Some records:
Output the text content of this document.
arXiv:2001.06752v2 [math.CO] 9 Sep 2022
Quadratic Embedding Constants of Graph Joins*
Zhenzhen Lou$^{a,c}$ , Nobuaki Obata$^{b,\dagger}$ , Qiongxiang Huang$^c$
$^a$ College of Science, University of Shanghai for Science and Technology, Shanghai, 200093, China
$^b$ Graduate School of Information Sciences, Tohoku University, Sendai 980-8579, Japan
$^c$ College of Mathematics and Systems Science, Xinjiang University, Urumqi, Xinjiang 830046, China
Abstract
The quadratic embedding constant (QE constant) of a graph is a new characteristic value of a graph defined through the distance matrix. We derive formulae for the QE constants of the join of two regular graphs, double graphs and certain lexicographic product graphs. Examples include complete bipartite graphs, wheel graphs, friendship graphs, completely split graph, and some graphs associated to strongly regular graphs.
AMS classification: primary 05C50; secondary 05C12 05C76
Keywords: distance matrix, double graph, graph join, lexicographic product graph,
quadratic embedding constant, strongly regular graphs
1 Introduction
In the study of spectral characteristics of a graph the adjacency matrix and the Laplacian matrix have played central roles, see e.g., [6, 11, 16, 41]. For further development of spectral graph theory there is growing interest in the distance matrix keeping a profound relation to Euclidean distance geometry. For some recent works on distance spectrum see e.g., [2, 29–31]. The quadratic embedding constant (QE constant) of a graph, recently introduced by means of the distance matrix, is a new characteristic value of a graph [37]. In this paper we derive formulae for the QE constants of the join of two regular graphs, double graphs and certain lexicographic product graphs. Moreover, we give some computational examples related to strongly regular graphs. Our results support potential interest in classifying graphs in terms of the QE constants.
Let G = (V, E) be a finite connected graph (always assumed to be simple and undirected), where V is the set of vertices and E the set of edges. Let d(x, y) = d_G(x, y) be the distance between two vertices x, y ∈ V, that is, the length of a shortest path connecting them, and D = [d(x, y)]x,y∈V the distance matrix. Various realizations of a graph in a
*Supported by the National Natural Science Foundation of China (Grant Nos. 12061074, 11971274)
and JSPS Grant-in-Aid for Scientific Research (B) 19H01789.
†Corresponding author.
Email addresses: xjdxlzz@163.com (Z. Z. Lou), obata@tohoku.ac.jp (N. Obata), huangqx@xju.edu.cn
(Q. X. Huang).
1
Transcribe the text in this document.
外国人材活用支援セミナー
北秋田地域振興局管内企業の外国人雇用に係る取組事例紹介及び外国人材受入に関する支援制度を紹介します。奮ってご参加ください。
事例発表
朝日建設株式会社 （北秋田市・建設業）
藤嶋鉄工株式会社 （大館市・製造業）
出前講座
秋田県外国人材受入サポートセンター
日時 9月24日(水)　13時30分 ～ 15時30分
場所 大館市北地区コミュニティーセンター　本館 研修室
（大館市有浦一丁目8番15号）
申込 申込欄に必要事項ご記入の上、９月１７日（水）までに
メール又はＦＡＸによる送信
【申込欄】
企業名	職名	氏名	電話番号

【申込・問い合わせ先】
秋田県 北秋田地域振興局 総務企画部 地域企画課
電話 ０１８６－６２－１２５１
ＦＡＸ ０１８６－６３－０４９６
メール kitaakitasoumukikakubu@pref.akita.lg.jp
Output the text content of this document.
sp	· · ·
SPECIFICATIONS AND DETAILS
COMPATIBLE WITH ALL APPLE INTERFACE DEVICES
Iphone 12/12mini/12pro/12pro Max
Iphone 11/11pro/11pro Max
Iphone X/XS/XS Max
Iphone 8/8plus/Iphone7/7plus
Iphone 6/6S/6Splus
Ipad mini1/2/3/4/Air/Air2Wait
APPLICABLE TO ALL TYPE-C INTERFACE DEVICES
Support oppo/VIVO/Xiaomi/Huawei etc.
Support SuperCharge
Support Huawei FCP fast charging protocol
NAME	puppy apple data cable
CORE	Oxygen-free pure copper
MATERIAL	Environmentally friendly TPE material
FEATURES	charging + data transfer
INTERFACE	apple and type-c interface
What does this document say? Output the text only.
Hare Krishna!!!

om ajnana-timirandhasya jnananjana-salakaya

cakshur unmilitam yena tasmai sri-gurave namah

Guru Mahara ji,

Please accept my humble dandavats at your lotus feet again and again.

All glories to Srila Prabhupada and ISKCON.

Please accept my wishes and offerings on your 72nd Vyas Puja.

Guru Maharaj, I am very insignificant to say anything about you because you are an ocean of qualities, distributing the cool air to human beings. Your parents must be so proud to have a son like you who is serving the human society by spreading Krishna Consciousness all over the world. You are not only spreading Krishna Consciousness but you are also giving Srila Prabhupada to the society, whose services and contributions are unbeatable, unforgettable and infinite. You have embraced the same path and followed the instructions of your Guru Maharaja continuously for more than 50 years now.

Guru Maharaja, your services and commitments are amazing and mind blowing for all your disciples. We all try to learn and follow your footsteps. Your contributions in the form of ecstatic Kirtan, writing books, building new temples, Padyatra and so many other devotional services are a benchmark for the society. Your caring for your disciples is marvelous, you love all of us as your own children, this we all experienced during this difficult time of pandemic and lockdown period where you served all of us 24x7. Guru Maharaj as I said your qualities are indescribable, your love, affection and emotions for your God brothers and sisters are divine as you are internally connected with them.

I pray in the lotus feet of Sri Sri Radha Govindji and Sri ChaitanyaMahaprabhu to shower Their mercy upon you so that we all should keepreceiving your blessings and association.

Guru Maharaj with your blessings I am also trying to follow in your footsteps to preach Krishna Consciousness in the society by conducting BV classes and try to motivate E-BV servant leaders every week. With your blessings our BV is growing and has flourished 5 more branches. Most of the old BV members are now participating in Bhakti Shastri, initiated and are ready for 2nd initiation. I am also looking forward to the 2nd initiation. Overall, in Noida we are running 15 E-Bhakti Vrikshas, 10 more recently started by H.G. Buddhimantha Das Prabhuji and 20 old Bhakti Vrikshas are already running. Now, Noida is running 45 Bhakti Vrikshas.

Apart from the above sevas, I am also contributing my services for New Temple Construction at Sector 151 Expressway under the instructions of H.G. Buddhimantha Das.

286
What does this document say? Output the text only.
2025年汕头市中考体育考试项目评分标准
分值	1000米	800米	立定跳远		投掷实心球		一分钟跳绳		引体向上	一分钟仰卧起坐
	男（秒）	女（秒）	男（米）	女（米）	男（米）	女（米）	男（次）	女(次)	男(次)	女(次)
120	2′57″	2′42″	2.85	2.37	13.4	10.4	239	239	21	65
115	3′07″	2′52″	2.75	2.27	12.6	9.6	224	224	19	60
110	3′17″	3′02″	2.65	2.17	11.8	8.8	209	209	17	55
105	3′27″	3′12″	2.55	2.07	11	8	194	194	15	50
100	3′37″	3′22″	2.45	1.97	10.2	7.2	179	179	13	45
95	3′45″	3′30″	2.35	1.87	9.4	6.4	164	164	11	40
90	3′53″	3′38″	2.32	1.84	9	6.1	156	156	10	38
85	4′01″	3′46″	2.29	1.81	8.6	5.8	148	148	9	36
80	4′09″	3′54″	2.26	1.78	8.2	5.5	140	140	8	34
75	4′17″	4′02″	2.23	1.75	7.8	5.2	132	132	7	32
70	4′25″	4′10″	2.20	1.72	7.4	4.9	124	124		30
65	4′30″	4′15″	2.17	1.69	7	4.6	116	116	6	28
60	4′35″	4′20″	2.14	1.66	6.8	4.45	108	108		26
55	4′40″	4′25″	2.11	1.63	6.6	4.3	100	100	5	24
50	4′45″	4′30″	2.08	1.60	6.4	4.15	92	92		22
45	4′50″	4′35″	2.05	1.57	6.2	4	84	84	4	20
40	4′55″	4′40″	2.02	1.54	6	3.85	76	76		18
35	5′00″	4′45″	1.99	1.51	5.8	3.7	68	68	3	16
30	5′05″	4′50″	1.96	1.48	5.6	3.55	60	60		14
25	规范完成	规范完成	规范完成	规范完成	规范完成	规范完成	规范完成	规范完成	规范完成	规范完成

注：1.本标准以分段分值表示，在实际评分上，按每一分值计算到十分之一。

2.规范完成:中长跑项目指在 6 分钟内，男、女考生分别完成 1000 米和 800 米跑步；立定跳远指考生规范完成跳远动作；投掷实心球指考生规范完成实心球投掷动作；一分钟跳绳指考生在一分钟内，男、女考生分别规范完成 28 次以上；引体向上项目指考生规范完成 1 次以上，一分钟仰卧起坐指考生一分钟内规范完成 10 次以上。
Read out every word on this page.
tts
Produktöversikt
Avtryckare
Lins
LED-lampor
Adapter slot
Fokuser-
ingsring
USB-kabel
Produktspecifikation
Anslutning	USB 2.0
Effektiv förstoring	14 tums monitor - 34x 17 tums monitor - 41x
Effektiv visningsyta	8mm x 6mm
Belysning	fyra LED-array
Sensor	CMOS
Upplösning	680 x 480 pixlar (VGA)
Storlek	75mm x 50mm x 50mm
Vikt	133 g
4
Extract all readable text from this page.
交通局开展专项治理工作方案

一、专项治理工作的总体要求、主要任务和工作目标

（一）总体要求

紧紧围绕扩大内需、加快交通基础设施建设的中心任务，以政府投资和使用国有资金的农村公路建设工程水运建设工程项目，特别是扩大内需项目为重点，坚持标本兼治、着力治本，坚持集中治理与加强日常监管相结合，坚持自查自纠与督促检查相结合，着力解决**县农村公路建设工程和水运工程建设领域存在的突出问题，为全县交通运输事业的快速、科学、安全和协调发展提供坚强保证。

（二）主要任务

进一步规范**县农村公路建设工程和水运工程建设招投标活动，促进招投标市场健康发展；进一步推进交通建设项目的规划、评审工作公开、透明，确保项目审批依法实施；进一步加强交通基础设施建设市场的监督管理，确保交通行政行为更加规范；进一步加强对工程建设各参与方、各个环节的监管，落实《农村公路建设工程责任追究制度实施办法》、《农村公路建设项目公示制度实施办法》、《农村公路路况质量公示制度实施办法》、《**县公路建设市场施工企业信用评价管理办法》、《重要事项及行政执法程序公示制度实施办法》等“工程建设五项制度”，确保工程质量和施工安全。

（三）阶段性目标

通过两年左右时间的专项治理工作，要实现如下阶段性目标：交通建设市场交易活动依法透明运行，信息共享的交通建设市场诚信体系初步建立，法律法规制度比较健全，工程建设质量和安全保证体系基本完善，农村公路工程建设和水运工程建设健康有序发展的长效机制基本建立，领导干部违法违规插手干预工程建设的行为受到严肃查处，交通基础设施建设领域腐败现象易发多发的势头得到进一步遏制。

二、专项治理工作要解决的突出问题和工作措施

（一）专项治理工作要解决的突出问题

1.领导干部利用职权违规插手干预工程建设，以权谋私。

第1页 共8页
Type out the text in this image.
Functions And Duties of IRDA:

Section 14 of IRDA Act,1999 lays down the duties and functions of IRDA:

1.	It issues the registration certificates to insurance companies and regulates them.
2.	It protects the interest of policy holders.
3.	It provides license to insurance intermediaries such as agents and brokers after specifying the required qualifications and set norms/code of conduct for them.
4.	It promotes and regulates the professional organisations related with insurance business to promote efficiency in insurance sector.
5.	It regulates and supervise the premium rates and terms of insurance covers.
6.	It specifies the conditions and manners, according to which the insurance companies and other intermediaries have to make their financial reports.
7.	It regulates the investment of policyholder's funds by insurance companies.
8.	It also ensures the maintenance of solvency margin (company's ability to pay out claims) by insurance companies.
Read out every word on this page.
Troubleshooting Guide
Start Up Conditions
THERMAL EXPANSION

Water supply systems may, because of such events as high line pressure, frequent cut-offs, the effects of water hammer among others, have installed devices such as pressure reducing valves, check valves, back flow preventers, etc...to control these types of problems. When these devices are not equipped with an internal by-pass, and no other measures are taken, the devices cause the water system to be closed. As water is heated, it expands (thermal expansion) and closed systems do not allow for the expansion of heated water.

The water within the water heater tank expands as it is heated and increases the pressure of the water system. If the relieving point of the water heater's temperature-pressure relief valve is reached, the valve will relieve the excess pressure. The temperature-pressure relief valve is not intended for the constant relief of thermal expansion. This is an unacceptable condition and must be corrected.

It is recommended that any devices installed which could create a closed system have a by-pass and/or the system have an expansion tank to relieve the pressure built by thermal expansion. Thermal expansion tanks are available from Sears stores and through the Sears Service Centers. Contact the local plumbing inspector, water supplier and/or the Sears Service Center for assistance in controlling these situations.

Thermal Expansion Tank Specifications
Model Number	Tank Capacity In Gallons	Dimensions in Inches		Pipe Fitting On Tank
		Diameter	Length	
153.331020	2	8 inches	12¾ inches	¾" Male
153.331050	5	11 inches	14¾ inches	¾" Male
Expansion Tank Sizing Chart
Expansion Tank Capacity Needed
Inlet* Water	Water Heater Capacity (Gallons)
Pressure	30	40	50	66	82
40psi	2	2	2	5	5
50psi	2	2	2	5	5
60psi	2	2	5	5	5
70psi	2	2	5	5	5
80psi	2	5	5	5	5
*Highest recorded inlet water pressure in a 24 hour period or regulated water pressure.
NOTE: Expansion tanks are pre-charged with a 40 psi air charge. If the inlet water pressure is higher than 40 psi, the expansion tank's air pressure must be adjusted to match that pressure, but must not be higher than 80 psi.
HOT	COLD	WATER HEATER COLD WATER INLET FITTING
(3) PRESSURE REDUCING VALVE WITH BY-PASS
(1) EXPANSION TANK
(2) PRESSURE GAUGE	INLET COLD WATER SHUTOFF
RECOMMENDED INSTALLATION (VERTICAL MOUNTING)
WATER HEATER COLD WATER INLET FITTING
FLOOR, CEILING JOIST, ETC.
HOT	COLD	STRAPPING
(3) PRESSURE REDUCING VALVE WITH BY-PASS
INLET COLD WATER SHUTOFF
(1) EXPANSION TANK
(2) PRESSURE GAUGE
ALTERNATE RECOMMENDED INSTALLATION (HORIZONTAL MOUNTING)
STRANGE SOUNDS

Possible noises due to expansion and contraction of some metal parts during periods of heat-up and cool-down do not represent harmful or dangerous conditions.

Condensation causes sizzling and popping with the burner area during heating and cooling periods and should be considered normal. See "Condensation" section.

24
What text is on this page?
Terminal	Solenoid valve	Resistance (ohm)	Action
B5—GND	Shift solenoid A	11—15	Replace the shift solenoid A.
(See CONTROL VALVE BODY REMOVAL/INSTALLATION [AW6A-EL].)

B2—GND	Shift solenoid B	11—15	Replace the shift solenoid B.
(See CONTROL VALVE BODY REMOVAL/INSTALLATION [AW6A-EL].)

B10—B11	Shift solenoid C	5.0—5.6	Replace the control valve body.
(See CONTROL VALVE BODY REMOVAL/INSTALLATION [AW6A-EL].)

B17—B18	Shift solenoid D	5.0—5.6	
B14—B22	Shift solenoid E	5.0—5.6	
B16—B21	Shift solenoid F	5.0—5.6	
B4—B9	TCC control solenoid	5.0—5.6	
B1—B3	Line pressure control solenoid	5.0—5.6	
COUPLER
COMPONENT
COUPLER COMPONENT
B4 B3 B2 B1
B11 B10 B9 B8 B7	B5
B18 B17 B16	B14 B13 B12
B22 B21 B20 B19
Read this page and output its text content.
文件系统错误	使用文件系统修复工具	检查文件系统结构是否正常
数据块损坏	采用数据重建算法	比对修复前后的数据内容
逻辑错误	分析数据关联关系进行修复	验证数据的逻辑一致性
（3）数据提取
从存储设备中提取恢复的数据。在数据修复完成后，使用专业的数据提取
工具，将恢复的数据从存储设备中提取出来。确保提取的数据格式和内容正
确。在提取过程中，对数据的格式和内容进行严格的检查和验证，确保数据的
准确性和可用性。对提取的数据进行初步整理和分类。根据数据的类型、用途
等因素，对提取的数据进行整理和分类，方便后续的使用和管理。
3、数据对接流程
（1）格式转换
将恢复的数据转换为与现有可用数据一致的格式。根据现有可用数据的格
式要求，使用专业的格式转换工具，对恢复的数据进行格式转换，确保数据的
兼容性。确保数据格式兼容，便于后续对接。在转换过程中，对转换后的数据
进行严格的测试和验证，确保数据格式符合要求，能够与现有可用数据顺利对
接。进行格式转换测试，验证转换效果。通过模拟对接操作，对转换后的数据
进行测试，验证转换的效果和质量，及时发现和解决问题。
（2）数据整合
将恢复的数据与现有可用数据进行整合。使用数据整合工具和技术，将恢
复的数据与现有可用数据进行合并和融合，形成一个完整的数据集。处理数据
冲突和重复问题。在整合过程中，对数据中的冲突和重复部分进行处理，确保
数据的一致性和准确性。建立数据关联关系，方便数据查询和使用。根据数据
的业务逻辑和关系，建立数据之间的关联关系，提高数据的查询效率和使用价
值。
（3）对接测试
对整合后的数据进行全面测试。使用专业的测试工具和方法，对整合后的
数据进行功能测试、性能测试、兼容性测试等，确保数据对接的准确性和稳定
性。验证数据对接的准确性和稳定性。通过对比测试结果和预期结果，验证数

- Task instructions
Write out again, exactly, the lines from the one holding "Read this page and output its text content." through the end of the listing, with both ends included.

- In response
Read this page and output its text content.
文件系统错误	使用文件系统修复工具	检查文件系统结构是否正常
数据块损坏	采用数据重建算法	比对修复前后的数据内容
逻辑错误	分析数据关联关系进行修复	验证数据的逻辑一致性
（3）数据提取
从存储设备中提取恢复的数据。在数据修复完成后，使用专业的数据提取
工具，将恢复的数据从存储设备中提取出来。确保提取的数据格式和内容正
确。在提取过程中，对数据的格式和内容进行严格的检查和验证，确保数据的
准确性和可用性。对提取的数据进行初步整理和分类。根据数据的类型、用途
等因素，对提取的数据进行整理和分类，方便后续的使用和管理。
3、数据对接流程
（1）格式转换
将恢复的数据转换为与现有可用数据一致的格式。根据现有可用数据的格
式要求，使用专业的格式转换工具，对恢复的数据进行格式转换，确保数据的
兼容性。确保数据格式兼容，便于后续对接。在转换过程中，对转换后的数据
进行严格的测试和验证，确保数据格式符合要求，能够与现有可用数据顺利对
接。进行格式转换测试，验证转换效果。通过模拟对接操作，对转换后的数据
进行测试，验证转换的效果和质量，及时发现和解决问题。
（2）数据整合
将恢复的数据与现有可用数据进行整合。使用数据整合工具和技术，将恢
复的数据与现有可用数据进行合并和融合，形成一个完整的数据集。处理数据
冲突和重复问题。在整合过程中，对数据中的冲突和重复部分进行处理，确保
数据的一致性和准确性。建立数据关联关系，方便数据查询和使用。根据数据
的业务逻辑和关系，建立数据之间的关联关系，提高数据的查询效率和使用价
值。
（3）对接测试
对整合后的数据进行全面测试。使用专业的测试工具和方法，对整合后的
数据进行功能测试、性能测试、兼容性测试等，确保数据对接的准确性和稳定
性。验证数据对接的准确性和稳定性。通过对比测试结果和预期结果，验证数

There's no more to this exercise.